**Problem to work on**
Exactly reproduce the entries, dropping any pictures from your copy.

Excerpts from a figure dataset
__________

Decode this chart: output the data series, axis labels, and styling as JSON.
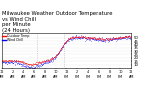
{
  "title": "Milwaukee Weather Outdoor Temperature\nvs Wind Chill\nper Minute\n(24 Hours)",
  "title_fontsize": 3.8,
  "bg_color": "#ffffff",
  "plot_bg_color": "#ffffff",
  "line1_color": "#ff0000",
  "line2_color": "#0000ff",
  "tick_fontsize": 2.8,
  "ylim": [
    5,
    57
  ],
  "yticks": [
    10,
    15,
    20,
    25,
    30,
    35,
    40,
    45,
    50
  ],
  "vline_x": [
    6.5,
    11.5
  ],
  "legend_label1": "Outdoor Temp",
  "legend_label2": "Wind Chill",
  "seed": 42,
  "n_points": 1440,
  "subsample": 3
}
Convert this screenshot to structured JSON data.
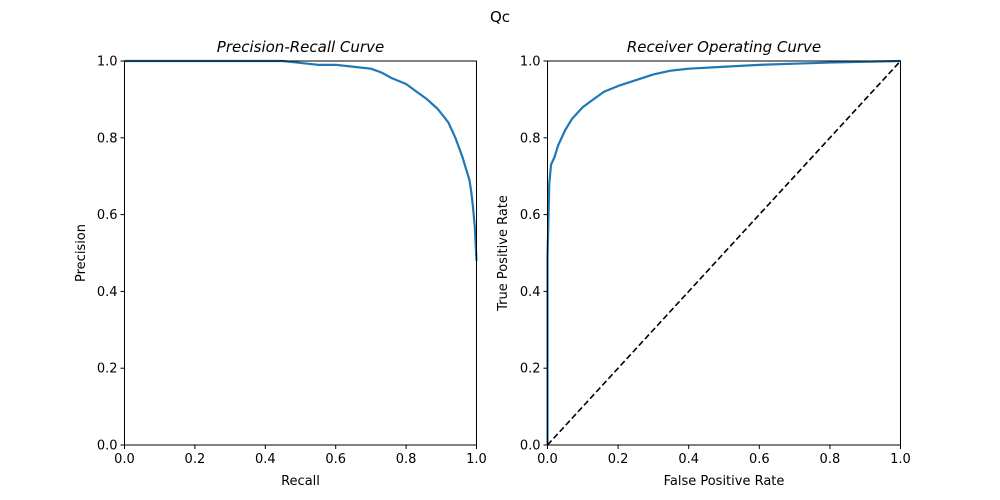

__________

**Written reply**
Decode this chart: output the data series, axis labels, and styling as JSON.
{
  "title": "Milwaukee Weather Outdoor Temperature\nvs Wind Chill\nper Minute\n(24 Hours)",
  "title_fontsize": 3.8,
  "bg_color": "#ffffff",
  "plot_bg_color": "#ffffff",
  "line1_color": "#ff0000",
  "line2_color": "#0000ff",
  "tick_fontsize": 2.8,
  "ylim": [
    5,
    57
  ],
  "yticks": [
    10,
    15,
    20,
    25,
    30,
    35,
    40,
    45,
    50
  ],
  "vline_x": [
    6.5,
    11.5
  ],
  "legend_label1": "Outdoor Temp",
  "legend_label2": "Wind Chill",
  "seed": 42,
  "n_points": 1440,
  "subsample": 3
}
Convert this screenshot to structured JSON data.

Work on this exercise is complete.